__Stated task__. Check each line of the material below, and copy it if it holds the string "lavori".

__Raw data__.

▼▼▼

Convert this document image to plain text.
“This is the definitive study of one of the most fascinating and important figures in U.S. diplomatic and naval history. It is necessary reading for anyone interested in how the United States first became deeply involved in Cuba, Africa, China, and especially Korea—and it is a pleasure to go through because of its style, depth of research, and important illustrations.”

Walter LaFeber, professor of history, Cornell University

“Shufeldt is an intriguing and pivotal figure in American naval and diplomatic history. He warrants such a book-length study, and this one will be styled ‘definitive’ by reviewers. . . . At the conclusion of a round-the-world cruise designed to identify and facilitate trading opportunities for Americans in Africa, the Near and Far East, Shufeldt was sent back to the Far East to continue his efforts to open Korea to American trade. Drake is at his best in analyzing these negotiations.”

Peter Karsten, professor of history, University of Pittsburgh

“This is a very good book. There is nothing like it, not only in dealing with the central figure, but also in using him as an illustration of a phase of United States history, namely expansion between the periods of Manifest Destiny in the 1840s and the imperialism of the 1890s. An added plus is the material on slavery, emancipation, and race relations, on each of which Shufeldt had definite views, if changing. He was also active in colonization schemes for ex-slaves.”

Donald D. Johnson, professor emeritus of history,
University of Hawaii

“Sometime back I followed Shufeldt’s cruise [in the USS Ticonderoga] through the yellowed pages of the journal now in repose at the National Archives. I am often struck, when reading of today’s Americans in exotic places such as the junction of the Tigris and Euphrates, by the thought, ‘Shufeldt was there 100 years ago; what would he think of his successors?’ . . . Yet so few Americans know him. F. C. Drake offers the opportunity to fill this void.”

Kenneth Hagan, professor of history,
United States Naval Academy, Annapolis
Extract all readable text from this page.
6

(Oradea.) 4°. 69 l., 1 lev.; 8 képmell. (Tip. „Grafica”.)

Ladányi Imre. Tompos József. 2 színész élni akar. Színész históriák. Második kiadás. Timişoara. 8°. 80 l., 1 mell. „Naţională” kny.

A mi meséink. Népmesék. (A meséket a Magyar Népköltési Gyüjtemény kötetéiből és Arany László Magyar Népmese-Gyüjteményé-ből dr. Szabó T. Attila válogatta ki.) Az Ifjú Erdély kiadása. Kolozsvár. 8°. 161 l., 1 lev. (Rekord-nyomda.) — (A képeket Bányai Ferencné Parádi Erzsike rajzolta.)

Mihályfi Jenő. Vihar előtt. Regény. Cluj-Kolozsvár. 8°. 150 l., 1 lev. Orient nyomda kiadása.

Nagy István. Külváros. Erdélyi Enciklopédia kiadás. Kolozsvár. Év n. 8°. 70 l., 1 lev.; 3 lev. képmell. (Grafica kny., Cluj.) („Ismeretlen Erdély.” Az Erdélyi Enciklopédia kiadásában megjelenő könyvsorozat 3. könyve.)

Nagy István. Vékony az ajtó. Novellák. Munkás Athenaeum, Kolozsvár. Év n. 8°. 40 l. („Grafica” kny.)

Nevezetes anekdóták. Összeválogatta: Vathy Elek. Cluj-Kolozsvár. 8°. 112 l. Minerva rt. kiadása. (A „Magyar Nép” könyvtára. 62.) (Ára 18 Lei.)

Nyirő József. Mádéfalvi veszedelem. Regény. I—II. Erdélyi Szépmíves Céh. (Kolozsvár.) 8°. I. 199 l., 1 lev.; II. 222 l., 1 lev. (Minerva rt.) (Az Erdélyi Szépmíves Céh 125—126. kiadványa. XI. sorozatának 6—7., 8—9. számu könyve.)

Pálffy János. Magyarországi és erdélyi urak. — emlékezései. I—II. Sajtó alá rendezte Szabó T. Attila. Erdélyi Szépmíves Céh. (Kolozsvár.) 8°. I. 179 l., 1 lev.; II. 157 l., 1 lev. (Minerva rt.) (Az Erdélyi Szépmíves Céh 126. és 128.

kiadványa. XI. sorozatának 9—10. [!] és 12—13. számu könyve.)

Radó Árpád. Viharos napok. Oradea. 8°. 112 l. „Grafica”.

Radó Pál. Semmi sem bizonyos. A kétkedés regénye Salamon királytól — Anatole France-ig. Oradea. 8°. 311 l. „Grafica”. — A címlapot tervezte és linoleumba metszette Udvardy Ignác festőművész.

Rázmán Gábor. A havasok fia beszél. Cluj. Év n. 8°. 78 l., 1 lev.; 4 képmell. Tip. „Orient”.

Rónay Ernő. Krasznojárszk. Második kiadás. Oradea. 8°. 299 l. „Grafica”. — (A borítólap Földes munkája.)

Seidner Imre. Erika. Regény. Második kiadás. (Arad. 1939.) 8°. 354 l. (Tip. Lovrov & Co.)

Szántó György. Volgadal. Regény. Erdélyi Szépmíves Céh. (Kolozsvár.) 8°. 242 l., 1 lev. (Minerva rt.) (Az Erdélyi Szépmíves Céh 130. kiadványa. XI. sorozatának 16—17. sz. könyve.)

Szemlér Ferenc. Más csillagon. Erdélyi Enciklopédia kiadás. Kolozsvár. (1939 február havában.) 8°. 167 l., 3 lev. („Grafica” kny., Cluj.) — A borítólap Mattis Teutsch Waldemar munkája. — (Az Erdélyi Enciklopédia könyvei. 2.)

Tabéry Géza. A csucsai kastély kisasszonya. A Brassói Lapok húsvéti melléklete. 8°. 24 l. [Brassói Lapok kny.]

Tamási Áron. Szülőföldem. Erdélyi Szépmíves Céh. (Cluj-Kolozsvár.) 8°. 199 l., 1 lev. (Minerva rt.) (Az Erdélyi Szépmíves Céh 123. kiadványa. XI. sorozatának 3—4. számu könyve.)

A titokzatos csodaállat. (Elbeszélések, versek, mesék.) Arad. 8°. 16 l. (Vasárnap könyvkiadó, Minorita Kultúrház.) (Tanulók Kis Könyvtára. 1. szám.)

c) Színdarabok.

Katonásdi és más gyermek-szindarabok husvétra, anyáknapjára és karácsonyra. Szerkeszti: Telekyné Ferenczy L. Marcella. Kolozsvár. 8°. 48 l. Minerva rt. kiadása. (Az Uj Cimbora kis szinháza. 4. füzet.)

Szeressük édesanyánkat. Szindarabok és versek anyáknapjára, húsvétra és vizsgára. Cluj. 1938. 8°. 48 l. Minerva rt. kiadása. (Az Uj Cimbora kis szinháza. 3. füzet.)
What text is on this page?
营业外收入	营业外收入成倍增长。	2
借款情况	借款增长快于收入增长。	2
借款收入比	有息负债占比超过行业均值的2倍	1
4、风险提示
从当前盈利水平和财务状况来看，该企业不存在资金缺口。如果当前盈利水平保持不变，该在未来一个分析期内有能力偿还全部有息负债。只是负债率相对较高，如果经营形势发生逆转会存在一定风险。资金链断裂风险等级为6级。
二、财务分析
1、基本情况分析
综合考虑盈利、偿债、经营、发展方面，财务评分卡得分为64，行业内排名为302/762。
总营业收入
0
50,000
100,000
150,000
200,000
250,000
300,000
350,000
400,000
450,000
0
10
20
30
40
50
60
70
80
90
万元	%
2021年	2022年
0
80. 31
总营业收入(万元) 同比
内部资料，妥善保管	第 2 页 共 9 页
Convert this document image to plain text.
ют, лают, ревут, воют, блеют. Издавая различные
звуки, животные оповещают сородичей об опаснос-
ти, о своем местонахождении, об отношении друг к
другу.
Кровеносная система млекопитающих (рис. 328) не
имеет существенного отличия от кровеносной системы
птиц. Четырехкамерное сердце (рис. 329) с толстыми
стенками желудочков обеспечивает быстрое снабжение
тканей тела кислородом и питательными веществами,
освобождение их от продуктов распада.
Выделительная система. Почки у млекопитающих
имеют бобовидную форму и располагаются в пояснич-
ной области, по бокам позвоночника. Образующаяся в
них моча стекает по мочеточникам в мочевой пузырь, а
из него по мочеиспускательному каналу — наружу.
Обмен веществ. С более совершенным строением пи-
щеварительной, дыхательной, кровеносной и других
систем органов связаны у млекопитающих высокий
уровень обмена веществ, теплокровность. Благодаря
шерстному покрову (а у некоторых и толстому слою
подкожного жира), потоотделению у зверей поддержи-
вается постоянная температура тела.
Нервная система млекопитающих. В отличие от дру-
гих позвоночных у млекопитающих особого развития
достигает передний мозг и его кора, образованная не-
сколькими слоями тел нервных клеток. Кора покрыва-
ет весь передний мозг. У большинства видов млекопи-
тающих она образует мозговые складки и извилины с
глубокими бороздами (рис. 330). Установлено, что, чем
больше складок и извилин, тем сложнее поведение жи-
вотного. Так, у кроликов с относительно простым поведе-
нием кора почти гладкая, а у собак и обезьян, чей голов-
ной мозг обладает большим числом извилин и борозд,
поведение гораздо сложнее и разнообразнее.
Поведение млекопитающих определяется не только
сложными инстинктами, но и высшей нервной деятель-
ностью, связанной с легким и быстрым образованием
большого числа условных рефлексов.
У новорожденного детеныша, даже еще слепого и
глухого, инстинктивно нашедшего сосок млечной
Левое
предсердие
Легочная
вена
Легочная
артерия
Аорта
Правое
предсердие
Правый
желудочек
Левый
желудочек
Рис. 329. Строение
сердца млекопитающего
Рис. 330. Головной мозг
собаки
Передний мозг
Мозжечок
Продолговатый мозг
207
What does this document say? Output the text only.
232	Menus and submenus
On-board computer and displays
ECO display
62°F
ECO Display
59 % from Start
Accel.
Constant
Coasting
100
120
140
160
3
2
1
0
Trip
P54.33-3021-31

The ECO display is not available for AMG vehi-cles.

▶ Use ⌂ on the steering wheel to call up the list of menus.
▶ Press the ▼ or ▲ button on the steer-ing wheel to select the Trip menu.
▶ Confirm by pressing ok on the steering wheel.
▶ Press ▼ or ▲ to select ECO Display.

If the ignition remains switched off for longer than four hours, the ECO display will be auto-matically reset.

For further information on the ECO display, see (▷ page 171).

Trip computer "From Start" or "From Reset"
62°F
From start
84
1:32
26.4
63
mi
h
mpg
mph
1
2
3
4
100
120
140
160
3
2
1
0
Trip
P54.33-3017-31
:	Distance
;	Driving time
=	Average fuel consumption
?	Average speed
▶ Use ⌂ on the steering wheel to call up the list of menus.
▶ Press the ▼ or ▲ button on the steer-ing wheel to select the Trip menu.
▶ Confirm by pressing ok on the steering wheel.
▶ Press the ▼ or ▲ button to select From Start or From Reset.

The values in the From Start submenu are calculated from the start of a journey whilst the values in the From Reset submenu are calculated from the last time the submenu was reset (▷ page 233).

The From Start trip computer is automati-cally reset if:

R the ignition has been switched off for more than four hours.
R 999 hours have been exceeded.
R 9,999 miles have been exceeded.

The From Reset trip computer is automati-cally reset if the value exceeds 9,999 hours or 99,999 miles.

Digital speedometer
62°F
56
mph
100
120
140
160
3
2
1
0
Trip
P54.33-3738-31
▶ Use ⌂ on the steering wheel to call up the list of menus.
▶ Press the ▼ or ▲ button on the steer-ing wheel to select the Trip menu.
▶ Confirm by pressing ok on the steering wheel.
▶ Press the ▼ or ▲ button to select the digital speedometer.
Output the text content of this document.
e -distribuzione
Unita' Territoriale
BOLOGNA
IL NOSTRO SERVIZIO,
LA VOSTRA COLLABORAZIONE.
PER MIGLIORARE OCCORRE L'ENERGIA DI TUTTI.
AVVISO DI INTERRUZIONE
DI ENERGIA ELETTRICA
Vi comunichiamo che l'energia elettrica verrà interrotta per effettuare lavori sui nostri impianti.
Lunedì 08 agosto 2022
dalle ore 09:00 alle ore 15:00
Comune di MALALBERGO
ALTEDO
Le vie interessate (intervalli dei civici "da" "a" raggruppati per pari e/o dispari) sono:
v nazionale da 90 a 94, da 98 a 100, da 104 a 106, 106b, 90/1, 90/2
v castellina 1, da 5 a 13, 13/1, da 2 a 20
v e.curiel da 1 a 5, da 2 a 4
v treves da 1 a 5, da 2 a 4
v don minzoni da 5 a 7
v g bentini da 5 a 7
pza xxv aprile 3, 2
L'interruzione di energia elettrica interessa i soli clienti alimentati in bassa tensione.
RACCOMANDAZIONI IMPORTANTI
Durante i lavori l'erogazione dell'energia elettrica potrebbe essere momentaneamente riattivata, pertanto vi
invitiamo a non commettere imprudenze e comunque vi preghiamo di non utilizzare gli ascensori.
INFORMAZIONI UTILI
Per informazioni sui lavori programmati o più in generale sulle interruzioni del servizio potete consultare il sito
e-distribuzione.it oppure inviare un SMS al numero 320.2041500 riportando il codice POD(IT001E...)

▲▲▲

__Complete output__.
Vi comunichiamo che l'energia elettrica verrà interrotta per effettuare lavori sui nostri impianti.
Durante i lavori l'erogazione dell'energia elettrica potrebbe essere momentaneamente riattivata, pertanto vi
Per informazioni sui lavori programmati o più in generale sulle interruzioni del servizio potete consultare il sito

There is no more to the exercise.